Brief:
Pick out every line with the word "more" and copy it.

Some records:
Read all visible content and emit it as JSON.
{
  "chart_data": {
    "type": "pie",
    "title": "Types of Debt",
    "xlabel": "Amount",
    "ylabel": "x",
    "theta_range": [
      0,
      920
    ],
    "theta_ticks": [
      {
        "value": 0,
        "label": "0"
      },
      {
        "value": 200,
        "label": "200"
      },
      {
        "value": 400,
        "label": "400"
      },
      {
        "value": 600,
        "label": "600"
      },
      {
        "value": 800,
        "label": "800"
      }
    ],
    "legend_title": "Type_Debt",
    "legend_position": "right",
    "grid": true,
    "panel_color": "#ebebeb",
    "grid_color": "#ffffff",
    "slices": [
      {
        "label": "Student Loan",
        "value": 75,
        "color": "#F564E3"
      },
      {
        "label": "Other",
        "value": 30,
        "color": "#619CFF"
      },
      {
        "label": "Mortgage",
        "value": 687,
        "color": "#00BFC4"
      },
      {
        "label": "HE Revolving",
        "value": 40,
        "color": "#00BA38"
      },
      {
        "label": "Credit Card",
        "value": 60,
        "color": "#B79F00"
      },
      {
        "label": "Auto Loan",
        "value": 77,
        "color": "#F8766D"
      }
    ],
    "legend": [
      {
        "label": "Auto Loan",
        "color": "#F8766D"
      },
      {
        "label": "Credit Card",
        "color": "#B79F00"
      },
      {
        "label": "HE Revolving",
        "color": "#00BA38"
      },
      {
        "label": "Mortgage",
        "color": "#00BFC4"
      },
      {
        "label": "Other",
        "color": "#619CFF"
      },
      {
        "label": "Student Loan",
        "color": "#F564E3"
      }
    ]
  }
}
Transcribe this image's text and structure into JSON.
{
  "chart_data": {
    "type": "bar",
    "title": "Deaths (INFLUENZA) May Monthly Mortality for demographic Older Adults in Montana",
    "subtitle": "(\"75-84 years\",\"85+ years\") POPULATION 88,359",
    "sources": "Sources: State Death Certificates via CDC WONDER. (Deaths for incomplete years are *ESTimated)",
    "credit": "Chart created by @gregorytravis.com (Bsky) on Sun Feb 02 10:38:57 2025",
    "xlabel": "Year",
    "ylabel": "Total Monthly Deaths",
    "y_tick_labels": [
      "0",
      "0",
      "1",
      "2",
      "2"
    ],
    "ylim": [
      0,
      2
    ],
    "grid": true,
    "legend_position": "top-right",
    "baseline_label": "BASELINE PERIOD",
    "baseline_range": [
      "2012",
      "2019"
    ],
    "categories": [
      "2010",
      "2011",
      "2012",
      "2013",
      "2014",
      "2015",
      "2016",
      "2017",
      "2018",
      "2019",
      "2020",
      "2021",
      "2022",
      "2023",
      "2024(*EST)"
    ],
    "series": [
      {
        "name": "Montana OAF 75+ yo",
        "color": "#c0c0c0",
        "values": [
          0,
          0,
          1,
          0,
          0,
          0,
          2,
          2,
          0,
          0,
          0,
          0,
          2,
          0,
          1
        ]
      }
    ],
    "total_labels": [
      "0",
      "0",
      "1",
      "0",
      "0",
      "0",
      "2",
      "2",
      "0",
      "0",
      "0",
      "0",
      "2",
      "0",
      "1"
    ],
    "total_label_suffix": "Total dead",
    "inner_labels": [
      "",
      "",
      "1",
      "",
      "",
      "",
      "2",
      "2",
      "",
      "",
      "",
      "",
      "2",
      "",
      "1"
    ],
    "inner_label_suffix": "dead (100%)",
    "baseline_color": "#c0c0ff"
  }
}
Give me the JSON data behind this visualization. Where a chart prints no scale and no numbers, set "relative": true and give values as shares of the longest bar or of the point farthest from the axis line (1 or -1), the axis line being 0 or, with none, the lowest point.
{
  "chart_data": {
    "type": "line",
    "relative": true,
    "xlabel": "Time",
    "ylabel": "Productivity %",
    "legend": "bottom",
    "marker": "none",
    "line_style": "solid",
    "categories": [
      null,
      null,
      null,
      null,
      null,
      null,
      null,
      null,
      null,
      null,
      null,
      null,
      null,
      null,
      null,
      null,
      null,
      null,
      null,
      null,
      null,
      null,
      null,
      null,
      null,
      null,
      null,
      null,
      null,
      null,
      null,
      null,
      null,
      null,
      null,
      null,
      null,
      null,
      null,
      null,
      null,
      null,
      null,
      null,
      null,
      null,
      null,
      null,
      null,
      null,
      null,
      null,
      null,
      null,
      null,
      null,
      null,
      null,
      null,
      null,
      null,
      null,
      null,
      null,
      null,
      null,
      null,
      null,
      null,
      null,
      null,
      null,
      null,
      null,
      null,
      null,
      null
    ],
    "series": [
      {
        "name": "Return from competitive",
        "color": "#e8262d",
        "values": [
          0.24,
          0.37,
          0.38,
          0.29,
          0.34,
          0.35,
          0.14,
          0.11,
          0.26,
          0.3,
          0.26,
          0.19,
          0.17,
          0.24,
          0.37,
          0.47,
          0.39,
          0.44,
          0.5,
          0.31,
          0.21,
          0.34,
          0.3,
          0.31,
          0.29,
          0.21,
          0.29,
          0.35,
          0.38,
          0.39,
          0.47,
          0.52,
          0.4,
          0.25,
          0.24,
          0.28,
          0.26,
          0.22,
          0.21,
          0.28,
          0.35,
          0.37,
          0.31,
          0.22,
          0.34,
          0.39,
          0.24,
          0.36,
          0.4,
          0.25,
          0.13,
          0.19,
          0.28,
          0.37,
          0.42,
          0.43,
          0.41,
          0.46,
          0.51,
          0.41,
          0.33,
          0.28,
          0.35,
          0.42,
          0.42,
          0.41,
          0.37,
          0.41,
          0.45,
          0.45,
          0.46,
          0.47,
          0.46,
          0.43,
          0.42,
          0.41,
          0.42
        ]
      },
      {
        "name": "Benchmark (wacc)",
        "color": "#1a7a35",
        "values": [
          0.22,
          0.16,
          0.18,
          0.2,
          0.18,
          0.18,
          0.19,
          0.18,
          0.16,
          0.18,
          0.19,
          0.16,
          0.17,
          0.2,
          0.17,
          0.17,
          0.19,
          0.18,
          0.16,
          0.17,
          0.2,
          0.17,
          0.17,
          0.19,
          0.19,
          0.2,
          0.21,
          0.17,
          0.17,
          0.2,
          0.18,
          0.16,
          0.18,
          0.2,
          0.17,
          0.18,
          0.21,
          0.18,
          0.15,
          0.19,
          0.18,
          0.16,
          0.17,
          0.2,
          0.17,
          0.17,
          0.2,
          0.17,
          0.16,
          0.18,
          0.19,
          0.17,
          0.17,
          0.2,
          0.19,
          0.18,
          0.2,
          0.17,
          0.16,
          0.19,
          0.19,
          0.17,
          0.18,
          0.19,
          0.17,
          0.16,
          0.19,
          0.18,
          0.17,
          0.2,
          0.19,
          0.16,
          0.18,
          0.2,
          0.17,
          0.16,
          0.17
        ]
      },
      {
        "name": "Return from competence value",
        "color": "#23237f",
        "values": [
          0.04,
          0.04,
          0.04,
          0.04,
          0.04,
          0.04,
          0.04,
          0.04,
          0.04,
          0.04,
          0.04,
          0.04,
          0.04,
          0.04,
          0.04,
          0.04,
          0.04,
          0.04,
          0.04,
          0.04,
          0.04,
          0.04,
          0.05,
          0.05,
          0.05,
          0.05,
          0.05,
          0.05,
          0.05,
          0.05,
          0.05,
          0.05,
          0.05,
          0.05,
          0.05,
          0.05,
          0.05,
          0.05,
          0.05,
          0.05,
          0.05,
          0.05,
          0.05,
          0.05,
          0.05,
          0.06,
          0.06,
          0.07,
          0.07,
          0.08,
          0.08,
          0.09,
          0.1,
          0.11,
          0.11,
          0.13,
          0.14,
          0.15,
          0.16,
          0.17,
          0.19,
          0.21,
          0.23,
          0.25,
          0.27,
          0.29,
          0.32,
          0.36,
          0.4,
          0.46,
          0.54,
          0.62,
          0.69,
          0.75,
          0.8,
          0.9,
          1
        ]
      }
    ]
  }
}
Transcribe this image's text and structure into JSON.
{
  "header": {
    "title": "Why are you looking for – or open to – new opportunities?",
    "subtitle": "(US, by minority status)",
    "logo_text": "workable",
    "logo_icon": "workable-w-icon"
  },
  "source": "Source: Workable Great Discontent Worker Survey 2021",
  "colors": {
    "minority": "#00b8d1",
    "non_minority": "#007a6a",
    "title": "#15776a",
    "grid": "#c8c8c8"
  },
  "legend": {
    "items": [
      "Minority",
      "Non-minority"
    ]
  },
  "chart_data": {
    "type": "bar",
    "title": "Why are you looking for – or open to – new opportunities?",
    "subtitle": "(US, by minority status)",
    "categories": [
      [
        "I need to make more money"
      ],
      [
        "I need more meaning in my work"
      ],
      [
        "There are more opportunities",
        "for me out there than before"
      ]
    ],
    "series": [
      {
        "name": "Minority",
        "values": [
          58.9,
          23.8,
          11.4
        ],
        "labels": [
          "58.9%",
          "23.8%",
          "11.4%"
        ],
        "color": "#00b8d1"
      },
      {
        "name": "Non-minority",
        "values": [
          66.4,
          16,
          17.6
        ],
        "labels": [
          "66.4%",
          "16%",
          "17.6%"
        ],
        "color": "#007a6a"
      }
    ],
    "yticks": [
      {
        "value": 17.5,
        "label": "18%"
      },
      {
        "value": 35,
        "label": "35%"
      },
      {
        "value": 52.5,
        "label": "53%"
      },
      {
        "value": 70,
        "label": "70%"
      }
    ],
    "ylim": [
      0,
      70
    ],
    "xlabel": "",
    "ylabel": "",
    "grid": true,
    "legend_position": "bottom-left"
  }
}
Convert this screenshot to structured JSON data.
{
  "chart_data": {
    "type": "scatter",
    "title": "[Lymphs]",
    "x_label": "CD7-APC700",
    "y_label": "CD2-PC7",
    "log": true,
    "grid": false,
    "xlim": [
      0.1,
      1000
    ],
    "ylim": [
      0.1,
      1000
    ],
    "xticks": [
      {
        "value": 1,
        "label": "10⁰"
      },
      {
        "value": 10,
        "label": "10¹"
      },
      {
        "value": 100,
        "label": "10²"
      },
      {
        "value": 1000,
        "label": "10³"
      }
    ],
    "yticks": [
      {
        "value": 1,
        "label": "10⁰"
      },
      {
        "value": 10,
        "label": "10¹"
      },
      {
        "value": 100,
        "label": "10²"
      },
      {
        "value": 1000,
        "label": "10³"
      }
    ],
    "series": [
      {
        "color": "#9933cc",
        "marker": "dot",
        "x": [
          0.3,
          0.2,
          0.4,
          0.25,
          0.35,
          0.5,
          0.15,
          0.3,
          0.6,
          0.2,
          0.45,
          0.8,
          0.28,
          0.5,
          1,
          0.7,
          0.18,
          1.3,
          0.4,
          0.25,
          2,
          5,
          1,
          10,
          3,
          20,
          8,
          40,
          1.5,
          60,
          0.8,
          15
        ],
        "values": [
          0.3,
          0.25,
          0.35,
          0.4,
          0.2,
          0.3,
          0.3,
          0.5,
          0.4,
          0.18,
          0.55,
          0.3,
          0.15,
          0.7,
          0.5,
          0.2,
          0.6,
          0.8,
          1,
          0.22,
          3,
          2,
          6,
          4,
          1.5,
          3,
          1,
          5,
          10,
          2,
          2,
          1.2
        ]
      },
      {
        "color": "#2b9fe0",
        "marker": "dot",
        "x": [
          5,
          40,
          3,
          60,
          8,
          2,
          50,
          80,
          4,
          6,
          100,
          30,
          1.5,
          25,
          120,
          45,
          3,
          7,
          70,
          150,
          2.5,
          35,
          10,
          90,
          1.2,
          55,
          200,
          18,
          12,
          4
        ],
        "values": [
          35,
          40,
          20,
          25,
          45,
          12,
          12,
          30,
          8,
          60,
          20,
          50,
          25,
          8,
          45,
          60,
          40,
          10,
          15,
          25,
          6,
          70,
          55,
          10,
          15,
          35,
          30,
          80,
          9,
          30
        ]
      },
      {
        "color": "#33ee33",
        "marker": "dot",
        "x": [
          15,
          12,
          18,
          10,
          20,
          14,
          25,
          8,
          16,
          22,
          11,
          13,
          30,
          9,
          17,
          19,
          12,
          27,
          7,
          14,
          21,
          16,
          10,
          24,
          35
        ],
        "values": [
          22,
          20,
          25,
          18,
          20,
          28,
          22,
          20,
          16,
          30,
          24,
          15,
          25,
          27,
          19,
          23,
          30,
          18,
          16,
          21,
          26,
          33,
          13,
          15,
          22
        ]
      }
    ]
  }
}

Result of the task:
        "I need to make more money"
        "I need more meaning in my work"
        "There are more opportunities",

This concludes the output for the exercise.